**TO BE DONE:** In the records below, output the lines unchanged, beginning with the line that contains "UI element localization: list" and continuing through the line that contains "legend-swatch [654,839,665,847]". Leave any pictures out.
[BEGIN RECORD LIST]
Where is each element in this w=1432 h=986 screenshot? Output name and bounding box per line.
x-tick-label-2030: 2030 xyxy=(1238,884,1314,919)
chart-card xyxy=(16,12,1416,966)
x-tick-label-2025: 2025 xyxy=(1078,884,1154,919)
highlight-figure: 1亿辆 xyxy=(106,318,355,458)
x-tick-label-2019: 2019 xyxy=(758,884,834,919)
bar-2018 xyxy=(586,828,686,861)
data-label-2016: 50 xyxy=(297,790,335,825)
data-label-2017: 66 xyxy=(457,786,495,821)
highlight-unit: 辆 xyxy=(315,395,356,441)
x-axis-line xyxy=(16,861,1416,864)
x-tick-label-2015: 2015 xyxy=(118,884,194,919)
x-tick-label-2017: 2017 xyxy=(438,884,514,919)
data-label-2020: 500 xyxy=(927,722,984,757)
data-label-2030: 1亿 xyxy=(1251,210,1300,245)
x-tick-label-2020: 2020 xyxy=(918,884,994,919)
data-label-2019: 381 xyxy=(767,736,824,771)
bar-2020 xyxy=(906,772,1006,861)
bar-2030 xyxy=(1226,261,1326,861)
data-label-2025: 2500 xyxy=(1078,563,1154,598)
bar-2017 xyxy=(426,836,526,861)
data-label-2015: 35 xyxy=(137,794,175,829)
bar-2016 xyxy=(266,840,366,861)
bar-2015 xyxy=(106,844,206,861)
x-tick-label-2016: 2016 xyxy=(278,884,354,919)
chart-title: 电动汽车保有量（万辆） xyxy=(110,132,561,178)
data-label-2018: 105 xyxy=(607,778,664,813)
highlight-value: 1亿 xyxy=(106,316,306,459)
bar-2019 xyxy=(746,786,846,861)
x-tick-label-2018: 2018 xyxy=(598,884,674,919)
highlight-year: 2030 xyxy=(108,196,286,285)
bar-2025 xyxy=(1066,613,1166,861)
[END RECORD LIST]
[BEGIN RECORD LIST]
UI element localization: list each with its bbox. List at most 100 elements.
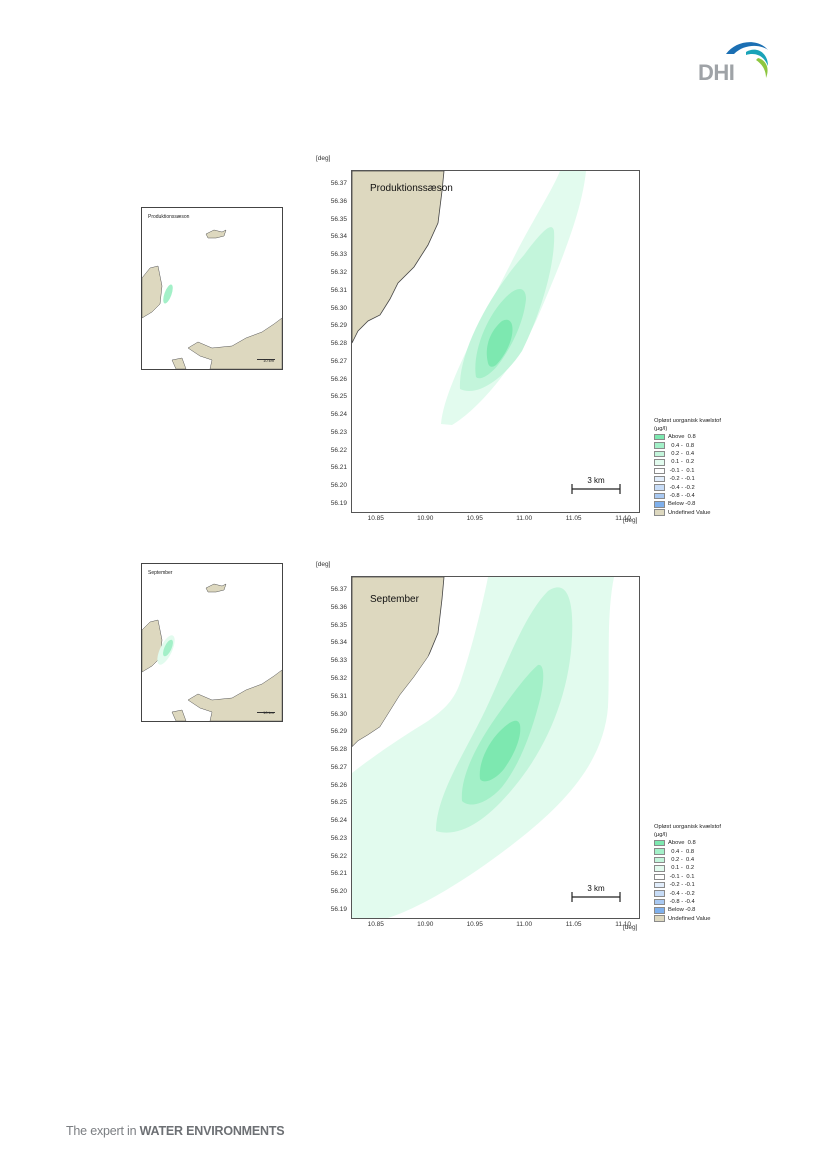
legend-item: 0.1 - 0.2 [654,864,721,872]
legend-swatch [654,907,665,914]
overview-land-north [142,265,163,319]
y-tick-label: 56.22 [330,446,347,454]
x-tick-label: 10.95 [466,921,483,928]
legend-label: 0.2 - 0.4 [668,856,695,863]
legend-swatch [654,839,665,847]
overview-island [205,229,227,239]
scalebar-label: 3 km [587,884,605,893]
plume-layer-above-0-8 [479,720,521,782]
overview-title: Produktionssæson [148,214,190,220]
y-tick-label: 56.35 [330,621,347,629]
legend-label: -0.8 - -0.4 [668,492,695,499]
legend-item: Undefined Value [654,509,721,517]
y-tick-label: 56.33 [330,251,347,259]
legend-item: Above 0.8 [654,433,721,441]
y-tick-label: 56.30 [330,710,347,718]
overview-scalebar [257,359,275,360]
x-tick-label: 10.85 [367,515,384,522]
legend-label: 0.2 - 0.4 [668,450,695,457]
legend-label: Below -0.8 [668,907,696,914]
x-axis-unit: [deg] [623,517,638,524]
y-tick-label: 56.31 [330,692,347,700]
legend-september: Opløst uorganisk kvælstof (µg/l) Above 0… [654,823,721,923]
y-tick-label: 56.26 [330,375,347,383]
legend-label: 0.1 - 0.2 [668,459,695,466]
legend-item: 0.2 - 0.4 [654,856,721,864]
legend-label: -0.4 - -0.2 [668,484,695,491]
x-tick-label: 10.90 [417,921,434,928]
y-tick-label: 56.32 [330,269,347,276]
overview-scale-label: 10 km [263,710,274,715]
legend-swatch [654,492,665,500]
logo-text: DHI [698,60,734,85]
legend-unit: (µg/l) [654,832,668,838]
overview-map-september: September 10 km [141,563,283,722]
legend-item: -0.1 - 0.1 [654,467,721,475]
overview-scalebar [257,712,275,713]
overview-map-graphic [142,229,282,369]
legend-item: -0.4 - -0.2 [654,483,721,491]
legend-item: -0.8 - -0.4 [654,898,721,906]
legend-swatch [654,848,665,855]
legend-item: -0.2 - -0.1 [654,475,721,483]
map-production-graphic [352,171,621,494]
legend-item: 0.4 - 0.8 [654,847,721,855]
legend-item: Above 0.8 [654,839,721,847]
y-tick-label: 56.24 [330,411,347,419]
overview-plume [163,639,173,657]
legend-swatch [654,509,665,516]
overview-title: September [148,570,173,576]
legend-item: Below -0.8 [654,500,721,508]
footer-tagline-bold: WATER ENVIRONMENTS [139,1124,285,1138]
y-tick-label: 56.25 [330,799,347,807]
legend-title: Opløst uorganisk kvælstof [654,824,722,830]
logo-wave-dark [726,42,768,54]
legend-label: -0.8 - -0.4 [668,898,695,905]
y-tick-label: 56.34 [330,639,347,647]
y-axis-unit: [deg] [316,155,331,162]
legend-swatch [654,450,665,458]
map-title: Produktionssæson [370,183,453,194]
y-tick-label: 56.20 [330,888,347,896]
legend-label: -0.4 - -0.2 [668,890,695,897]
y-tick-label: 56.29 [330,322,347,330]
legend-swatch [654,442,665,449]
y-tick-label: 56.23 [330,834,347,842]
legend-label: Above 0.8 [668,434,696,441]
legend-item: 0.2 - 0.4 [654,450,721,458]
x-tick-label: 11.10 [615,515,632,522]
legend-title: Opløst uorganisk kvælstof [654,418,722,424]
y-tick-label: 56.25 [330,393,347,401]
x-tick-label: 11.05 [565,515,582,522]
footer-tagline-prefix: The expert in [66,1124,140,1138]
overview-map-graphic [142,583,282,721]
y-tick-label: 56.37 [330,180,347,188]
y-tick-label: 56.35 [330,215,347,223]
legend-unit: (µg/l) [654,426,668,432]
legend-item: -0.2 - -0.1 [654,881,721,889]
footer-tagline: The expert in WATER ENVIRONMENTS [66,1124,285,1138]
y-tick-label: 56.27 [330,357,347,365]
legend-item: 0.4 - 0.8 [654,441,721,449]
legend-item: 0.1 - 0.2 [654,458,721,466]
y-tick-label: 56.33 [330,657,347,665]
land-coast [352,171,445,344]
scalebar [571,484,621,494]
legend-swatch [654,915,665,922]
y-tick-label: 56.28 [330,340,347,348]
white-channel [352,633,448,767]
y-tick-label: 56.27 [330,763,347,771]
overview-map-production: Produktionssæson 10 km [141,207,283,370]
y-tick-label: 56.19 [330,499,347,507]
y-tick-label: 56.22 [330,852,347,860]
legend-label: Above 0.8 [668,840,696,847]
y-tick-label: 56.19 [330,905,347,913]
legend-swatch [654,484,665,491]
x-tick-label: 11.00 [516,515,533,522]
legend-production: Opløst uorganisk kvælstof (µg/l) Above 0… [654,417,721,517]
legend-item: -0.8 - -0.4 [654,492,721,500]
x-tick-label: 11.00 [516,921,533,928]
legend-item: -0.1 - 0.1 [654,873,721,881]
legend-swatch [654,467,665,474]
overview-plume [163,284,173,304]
[END RECORD LIST]
[BEGIN RECORD LIST]
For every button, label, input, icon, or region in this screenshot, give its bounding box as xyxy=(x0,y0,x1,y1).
[END RECORD LIST]
**EXERCISE ANSWER:**
UI element localization: list each with its bbox. List at most 100 elements.
legend-item: 0.1 - 0.2 [654,864,721,872]
legend-swatch [654,907,665,914]
overview-land-north [142,265,163,319]
y-tick-label: 56.22 [330,446,347,454]
x-tick-label: 10.95 [466,921,483,928]
legend-label: 0.2 - 0.4 [668,856,695,863]
legend-swatch [654,839,665,847]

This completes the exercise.